[Document excerpt]:
----
Investment capital is rotating away from the American tech sector and diversifying into other markets with different characteristics. The ASX is a case in point. Bank and resources dominate our market, not tech. Something similar can be said for London’s FTSE too. It’s funny to say both markets used to be criticised for their lack of technology firms.
The rotation into Australian resources
For Australia, it’s mostly a commodity story. Big Tech needs resources for its AI buildout, and sovereign risk means supply chains aren’t as secure as they once were.
There hasn’t been enough investment in future supply for a lot of resources, either. Mining matters now more than it has for a long time.
Australian bonds and stocks are catching “safe haven” flows too. Bloomberg reported the other week that investors are “piling in” to Australian bonds as “one of the world’s safest and highest yielding sovereign debt markets”.
The resource boom is underpinning this. That’s good for you, me and every super fund in the country. There’s no real reason to think this is going to stop anytime soon, either.
Iron ore cash flow and the big miners
Case in point is a stock like Fortescue Metals (ASX: FMG). FMG makes its money from iron ore. There are very few investors who are excited about iron ore right now. But that misses an important point. Iron ore at US$100 per tonne is still a very tidy price. It was half this back in 2015.
----
[Given request A]: Write out the stretch of the market commentary from "Investment capital is" through "a long time.".
The market commentary and the records are independent of each other.
----
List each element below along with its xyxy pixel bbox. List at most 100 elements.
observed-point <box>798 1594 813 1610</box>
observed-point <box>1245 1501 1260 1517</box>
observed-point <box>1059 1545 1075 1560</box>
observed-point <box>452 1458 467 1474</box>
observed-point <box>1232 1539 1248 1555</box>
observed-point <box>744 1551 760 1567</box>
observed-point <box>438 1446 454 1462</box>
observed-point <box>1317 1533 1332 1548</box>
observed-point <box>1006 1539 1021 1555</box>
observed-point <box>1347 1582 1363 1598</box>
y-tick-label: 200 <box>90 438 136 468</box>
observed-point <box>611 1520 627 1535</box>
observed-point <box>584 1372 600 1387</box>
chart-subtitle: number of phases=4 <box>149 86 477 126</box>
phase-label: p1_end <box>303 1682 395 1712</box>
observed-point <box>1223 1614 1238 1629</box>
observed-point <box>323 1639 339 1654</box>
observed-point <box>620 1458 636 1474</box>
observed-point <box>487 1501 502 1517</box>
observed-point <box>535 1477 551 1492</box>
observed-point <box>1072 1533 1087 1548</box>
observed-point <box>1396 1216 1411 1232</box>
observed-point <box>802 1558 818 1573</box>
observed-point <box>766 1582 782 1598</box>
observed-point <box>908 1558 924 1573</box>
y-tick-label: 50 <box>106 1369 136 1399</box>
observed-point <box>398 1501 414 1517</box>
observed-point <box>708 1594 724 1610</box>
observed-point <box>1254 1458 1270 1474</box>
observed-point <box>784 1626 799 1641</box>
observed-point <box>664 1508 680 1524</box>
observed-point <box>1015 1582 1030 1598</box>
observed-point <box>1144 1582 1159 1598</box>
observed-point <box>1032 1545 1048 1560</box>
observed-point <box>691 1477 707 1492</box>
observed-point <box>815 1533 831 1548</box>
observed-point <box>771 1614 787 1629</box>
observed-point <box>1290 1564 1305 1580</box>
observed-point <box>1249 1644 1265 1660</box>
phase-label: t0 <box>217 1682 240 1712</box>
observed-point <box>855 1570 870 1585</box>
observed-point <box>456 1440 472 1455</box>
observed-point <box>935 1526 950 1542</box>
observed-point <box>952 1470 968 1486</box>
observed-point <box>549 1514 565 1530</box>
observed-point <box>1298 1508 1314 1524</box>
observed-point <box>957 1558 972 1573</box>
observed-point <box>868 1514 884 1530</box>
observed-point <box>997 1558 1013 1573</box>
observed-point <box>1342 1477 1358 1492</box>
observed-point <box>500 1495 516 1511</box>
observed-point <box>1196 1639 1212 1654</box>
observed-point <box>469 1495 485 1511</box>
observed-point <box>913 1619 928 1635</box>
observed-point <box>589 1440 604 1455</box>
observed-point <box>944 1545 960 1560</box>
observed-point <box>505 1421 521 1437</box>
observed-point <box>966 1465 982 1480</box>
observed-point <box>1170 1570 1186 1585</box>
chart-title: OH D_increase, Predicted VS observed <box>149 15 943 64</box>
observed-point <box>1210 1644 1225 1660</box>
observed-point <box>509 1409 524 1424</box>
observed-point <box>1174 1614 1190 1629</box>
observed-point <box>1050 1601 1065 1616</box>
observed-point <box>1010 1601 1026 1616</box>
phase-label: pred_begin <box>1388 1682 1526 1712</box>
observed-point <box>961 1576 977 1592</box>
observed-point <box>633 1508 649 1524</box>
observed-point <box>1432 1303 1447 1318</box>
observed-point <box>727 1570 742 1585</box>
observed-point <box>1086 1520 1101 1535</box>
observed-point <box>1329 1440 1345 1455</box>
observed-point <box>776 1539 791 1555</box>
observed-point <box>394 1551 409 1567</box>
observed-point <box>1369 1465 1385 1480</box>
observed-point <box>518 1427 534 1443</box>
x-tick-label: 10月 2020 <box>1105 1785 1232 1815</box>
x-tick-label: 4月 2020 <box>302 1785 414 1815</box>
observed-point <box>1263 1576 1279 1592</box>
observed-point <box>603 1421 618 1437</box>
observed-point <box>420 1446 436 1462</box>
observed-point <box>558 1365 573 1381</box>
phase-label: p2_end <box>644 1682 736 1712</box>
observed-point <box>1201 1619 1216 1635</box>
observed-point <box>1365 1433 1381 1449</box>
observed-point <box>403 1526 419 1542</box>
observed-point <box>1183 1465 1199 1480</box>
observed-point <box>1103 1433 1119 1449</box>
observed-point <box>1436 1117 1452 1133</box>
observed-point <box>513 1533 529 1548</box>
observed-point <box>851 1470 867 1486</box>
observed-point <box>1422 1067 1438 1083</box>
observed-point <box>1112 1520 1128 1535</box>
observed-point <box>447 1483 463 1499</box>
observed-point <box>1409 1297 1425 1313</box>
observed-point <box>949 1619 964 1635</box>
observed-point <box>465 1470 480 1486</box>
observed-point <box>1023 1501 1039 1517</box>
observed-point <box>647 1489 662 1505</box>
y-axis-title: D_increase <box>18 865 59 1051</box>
----
[Given request B]: Find every line in the records that contains the string "label", treating uppercase and lowercase as different.

[Full answer A]:
Investment capital is rotating away from the American tech sector and diversifying into other markets with different characteristics. The ASX is a case in point. Bank and resources dominate our market, not tech. Something similar can be said for London’s FTSE too. It’s funny to say both markets used to be criticised for their lack of technology firms.
The rotation into Australian resources
For Australia, it’s mostly a commodity story. Big Tech needs resources for its AI buildout, and sovereign risk means supply chains aren’t as secure as they once were.
There hasn’t been enough investment in future supply for a lot of resources, either. Mining matters now more than it has for a long time.

[Full answer B]:
y-tick-label: 200 <box>90 438 136 468</box>
phase-label: p1_end <box>303 1682 395 1712</box>
y-tick-label: 50 <box>106 1369 136 1399</box>
phase-label: t0 <box>217 1682 240 1712</box>
phase-label: pred_begin <box>1388 1682 1526 1712</box>
x-tick-label: 10月 2020 <box>1105 1785 1232 1815</box>
x-tick-label: 4月 2020 <box>302 1785 414 1815</box>
phase-label: p2_end <box>644 1682 736 1712</box>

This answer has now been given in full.